What the task requires:
Skip every picture and transcribe the remaining material exactly.

Extracted records
----------------------------------------

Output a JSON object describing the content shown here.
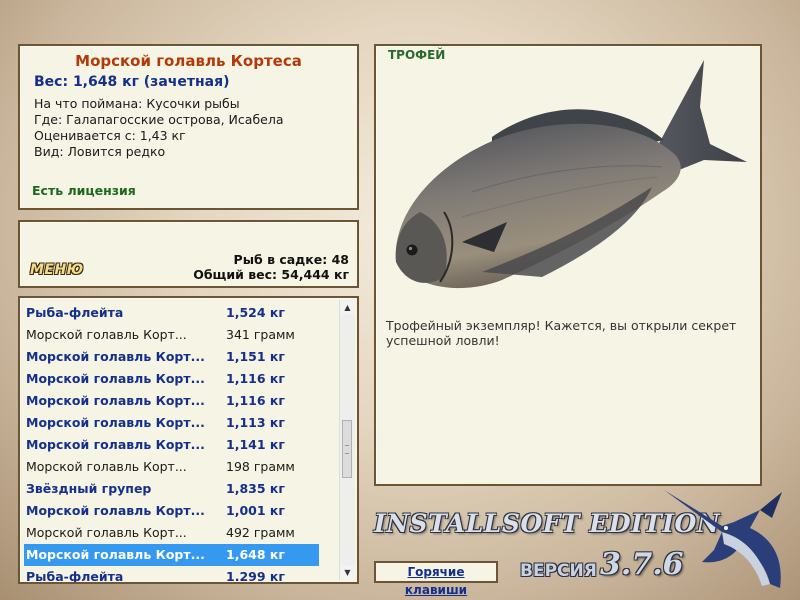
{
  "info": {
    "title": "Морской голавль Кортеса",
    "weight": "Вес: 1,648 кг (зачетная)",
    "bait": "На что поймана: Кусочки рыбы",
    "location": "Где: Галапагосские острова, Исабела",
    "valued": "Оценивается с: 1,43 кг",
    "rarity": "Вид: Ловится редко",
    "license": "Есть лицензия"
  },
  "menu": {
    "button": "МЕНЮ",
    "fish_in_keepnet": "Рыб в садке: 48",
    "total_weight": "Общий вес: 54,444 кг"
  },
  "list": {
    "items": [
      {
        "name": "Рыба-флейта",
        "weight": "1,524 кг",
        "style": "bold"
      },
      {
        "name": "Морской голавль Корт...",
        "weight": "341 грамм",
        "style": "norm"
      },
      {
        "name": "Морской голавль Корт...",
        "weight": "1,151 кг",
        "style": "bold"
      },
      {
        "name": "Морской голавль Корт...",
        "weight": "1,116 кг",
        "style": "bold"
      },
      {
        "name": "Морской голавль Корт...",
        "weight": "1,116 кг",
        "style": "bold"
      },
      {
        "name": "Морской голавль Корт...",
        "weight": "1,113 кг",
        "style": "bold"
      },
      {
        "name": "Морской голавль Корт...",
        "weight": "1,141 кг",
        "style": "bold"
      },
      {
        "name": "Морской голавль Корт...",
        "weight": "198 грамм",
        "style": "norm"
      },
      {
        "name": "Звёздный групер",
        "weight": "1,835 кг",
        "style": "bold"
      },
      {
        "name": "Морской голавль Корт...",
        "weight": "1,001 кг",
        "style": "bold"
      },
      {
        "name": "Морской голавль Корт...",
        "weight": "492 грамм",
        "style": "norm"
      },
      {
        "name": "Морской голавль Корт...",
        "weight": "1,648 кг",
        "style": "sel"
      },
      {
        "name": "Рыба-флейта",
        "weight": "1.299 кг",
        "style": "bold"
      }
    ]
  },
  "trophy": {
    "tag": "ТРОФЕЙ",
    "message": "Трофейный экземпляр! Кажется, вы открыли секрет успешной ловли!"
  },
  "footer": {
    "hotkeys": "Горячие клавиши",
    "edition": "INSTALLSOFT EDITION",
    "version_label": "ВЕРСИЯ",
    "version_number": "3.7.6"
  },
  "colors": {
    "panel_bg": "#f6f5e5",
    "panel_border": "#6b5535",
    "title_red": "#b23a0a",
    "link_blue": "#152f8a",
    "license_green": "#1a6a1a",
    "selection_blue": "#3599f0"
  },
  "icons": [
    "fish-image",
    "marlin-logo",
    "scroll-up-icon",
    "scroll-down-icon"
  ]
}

----------------------------------------

Task solution:
Output a JSON object describing the content shown here.
{
  "info": {
    "title": "Морской голавль Кортеса",
    "weight": "Вес: 1,648 кг (зачетная)",
    "bait": "На что поймана: Кусочки рыбы",
    "location": "Где: Галапагосские острова, Исабела",
    "valued": "Оценивается с: 1,43 кг",
    "rarity": "Вид: Ловится редко",
    "license": "Есть лицензия"
  },
  "menu": {
    "button": "МЕНЮ",
    "fish_in_keepnet": "Рыб в садке: 48",
    "total_weight": "Общий вес: 54,444 кг"
  },
  "list": {
    "items": [
      {
        "name": "Рыба-флейта",
        "weight": "1,524 кг",
        "style": "bold"
      },
      {
        "name": "Морской голавль Корт...",
        "weight": "341 грамм",
        "style": "norm"
      },
      {
        "name": "Морской голавль Корт...",
        "weight": "1,151 кг",
        "style": "bold"
      },
      {
        "name": "Морской голавль Корт...",
        "weight": "1,116 кг",
        "style": "bold"
      },
      {
        "name": "Морской голавль Корт...",
        "weight": "1,116 кг",
        "style": "bold"
      },
      {
        "name": "Морской голавль Корт...",
        "weight": "1,113 кг",
        "style": "bold"
      },
      {
        "name": "Морской голавль Корт...",
        "weight": "1,141 кг",
        "style": "bold"
      },
      {
        "name": "Морской голавль Корт...",
        "weight": "198 грамм",
        "style": "norm"
      },
      {
        "name": "Звёздный групер",
        "weight": "1,835 кг",
        "style": "bold"
      },
      {
        "name": "Морской голавль Корт...",
        "weight": "1,001 кг",
        "style": "bold"
      },
      {
        "name": "Морской голавль Корт...",
        "weight": "492 грамм",
        "style": "norm"
      },
      {
        "name": "Морской голавль Корт...",
        "weight": "1,648 кг",
        "style": "sel"
      },
      {
        "name": "Рыба-флейта",
        "weight": "1.299 кг",
        "style": "bold"
      }
    ]
  },
  "trophy": {
    "tag": "ТРОФЕЙ",
    "message": "Трофейный экземпляр! Кажется, вы открыли секрет успешной ловли!"
  },
  "footer": {
    "hotkeys": "Горячие клавиши",
    "edition": "INSTALLSOFT EDITION",
    "version_label": "ВЕРСИЯ",
    "version_number": "3.7.6"
  },
  "colors": {
    "panel_bg": "#f6f5e5",
    "panel_border": "#6b5535",
    "title_red": "#b23a0a",
    "link_blue": "#152f8a",
    "license_green": "#1a6a1a",
    "selection_blue": "#3599f0"
  },
  "icons": [
    "fish-image",
    "marlin-logo",
    "scroll-up-icon",
    "scroll-down-icon"
  ]
}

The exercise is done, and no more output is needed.